» **Given request**: Check each line below for the word "JSON", and copy those that have it.

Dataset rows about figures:
==*==

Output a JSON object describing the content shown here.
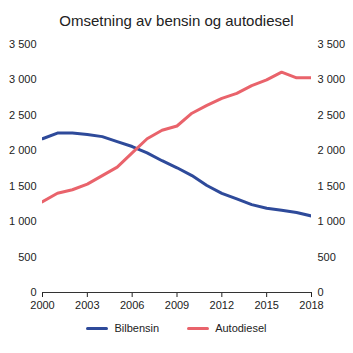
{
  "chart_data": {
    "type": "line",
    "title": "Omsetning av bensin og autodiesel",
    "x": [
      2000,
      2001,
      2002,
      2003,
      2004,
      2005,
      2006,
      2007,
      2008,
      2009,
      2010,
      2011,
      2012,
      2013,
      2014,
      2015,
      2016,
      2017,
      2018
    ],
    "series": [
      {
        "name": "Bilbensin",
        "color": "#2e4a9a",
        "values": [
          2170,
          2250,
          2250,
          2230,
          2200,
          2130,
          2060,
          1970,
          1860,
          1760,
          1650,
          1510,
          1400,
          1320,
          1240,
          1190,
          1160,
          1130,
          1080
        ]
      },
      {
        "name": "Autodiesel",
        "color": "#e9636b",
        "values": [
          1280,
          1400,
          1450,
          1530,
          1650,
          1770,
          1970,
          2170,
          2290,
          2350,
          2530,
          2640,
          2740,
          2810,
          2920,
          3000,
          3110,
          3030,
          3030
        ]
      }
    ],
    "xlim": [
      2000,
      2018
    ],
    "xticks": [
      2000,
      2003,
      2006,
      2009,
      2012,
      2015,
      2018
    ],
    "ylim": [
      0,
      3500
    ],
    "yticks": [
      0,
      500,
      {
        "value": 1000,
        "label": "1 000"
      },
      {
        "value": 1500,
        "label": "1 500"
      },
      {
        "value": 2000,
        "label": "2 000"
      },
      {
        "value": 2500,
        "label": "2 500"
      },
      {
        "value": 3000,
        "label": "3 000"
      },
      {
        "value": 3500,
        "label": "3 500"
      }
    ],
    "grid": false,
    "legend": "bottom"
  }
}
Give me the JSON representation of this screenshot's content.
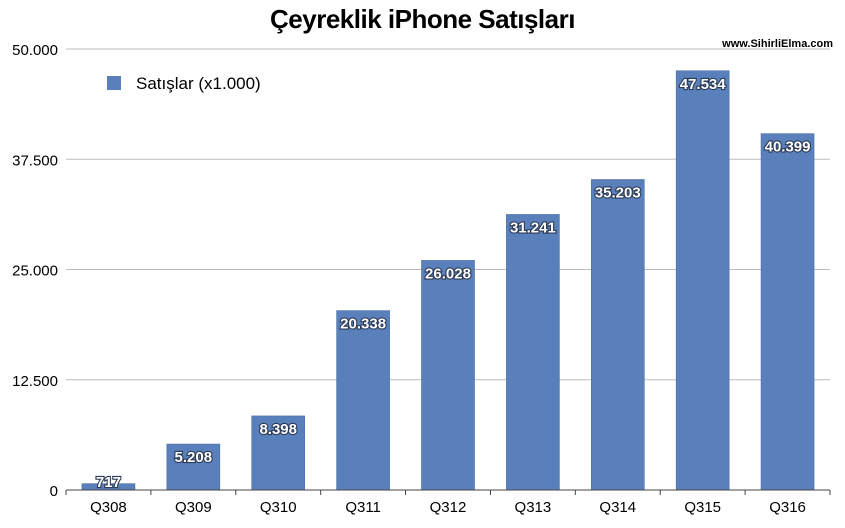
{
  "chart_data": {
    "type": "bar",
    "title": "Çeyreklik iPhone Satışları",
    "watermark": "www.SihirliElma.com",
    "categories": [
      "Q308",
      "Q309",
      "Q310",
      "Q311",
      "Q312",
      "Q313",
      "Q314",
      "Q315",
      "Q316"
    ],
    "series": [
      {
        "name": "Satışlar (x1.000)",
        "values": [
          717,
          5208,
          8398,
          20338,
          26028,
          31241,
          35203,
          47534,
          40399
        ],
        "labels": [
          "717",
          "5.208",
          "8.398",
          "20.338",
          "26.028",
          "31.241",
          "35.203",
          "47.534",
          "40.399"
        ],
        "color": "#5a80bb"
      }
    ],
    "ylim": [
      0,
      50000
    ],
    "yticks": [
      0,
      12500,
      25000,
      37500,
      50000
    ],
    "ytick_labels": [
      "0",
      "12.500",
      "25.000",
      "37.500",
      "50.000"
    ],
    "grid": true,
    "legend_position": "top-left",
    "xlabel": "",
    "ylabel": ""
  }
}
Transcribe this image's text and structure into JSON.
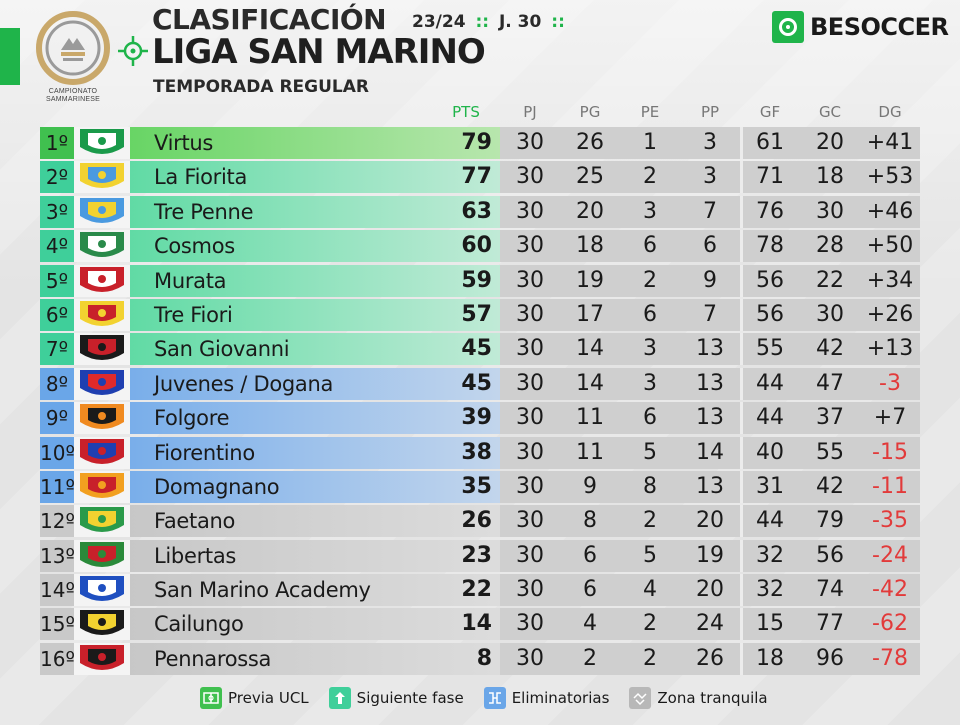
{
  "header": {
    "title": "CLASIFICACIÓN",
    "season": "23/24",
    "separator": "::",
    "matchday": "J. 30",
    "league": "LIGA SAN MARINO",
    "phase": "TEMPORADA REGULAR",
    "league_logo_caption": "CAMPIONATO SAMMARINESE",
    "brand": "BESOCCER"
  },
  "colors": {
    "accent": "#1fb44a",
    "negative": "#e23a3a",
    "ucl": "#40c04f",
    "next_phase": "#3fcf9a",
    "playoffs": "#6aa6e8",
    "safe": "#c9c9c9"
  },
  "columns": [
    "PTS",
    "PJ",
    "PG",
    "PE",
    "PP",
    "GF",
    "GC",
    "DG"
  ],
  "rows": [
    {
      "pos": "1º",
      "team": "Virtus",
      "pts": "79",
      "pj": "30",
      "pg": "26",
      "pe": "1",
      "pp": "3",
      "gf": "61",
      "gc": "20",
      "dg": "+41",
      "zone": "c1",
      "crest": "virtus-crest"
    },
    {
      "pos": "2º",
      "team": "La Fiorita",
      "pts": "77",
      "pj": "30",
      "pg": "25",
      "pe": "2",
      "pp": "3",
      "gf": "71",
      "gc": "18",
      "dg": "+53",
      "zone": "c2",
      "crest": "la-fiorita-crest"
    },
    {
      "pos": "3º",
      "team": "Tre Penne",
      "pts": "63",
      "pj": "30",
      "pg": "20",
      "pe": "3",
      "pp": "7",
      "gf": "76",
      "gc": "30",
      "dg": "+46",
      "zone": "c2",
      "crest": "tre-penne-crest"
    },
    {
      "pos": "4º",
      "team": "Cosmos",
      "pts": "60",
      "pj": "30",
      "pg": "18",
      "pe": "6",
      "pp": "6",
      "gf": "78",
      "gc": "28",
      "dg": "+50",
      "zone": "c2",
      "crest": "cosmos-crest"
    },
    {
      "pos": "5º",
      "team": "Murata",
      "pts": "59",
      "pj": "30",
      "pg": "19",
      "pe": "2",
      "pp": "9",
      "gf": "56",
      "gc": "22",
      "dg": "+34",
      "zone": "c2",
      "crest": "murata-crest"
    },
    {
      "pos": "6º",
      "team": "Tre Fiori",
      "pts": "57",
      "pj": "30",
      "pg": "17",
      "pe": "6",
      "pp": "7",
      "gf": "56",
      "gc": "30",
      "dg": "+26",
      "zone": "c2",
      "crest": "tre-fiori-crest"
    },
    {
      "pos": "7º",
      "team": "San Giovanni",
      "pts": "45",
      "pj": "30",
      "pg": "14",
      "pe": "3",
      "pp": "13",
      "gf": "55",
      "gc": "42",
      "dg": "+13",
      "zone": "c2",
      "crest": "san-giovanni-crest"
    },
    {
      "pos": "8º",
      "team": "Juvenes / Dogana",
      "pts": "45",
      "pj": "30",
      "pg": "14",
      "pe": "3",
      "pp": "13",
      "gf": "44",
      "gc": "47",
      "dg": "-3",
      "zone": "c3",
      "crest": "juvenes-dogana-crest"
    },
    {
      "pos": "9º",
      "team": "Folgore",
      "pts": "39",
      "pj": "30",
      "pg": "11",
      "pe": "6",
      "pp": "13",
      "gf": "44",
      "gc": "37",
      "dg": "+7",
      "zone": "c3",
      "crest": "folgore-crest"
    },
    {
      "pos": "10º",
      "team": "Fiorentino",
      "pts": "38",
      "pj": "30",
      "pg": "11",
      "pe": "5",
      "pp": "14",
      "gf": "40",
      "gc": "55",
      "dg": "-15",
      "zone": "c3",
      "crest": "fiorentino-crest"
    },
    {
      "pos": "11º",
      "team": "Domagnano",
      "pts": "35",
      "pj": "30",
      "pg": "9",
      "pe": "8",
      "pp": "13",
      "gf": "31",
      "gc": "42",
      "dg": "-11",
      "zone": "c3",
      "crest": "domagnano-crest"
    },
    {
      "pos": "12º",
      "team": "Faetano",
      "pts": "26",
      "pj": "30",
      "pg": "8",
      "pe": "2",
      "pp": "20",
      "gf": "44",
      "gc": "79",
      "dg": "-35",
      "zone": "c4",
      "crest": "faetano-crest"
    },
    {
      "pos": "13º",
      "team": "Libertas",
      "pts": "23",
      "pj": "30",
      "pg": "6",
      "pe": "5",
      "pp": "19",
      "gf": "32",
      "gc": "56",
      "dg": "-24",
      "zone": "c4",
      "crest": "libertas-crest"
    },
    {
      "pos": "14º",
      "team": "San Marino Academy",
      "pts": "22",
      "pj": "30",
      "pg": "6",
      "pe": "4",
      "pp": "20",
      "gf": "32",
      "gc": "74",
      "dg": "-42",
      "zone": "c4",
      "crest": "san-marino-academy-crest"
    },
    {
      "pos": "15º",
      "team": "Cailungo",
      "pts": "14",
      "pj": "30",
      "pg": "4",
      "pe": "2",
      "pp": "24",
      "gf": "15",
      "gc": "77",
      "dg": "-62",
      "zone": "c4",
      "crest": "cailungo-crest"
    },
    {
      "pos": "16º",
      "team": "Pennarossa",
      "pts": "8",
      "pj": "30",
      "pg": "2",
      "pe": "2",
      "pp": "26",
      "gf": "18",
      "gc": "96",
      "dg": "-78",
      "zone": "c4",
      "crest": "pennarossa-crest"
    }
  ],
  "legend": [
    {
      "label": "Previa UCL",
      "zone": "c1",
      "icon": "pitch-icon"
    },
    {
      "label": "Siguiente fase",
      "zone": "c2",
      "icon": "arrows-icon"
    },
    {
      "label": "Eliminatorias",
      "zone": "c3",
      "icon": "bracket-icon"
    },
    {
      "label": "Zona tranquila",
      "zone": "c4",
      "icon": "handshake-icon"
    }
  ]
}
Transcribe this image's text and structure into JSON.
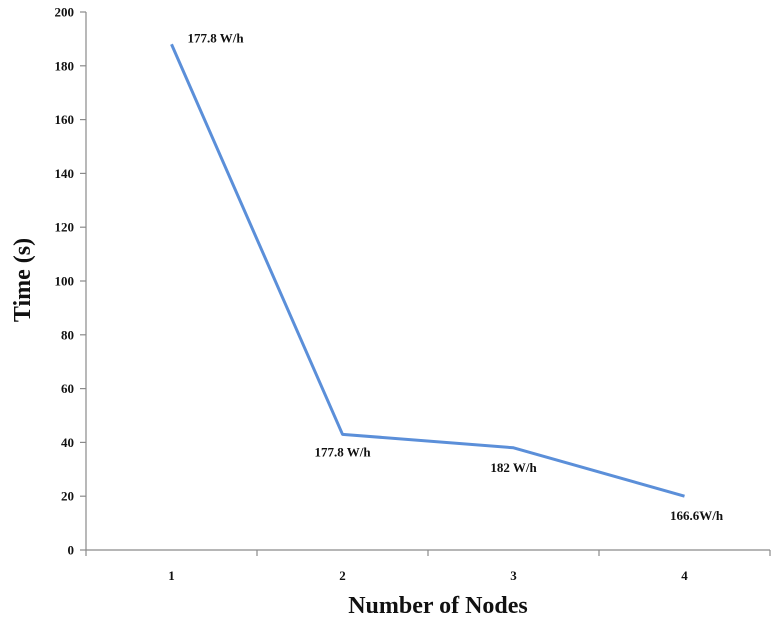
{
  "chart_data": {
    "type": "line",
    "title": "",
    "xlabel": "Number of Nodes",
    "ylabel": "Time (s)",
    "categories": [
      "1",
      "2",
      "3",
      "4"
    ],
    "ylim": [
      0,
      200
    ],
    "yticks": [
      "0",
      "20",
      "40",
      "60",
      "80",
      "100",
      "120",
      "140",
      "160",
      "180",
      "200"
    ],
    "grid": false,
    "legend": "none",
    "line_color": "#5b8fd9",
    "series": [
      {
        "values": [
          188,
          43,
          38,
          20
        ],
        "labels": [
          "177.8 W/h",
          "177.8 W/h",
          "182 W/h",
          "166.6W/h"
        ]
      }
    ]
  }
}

==*==

» **Answer to the problem**:
Output a JSON object describing the content shown here.
Give me the JSON representation of this screenshot's content.
Transcribe this image's text and structure into JSON.
Transcribe this image's text and structure into JSON.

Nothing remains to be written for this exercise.